## The request
Scan the records below. List lines holding "seleccionados".

## Dataset entries
=-=-=-=-=

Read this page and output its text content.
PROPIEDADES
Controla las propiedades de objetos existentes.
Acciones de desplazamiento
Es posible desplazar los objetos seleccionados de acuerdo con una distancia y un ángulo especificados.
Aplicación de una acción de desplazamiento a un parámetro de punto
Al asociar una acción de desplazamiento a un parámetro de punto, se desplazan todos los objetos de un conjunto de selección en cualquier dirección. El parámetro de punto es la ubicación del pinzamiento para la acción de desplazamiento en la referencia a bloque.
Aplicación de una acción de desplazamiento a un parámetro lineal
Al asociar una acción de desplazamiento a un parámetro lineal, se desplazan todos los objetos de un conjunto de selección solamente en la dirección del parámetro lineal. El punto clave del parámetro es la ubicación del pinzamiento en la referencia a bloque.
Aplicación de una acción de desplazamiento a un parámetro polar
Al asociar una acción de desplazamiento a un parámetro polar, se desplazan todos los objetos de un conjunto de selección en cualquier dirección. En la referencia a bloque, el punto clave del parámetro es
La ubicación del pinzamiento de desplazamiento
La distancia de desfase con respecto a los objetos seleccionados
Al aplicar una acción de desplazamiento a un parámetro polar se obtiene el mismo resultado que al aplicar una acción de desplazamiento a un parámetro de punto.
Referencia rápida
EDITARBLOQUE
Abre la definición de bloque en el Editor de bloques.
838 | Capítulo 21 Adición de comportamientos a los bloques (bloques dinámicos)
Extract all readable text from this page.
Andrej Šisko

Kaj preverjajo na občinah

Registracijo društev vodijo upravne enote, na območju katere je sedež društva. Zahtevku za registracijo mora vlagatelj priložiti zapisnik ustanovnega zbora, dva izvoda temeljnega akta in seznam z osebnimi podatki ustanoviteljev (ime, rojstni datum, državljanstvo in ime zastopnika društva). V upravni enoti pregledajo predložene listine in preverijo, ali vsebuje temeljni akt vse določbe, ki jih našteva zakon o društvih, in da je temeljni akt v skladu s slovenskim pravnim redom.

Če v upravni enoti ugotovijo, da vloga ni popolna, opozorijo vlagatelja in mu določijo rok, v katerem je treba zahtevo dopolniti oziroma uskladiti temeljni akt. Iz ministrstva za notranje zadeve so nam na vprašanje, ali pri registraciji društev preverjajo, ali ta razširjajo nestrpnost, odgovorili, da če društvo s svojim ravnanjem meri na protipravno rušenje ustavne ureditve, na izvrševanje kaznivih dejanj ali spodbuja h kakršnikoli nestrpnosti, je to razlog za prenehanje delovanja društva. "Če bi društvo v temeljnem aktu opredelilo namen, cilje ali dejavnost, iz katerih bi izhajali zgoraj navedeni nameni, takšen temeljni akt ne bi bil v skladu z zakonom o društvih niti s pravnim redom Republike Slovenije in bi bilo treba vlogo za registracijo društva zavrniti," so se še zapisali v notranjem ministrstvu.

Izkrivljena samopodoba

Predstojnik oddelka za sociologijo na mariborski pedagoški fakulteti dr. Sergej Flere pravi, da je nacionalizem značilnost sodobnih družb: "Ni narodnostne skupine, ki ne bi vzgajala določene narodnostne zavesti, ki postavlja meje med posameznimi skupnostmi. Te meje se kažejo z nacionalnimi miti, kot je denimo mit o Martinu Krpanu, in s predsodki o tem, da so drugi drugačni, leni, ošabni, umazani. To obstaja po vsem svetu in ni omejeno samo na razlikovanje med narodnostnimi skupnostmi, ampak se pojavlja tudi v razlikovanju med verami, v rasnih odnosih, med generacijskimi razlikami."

=-=-=-=-=

## Finished answer
Es posible desplazar los objetos seleccionados de acuerdo con una distancia y un ángulo especificados.
La distancia de desfase con respecto a los objetos seleccionados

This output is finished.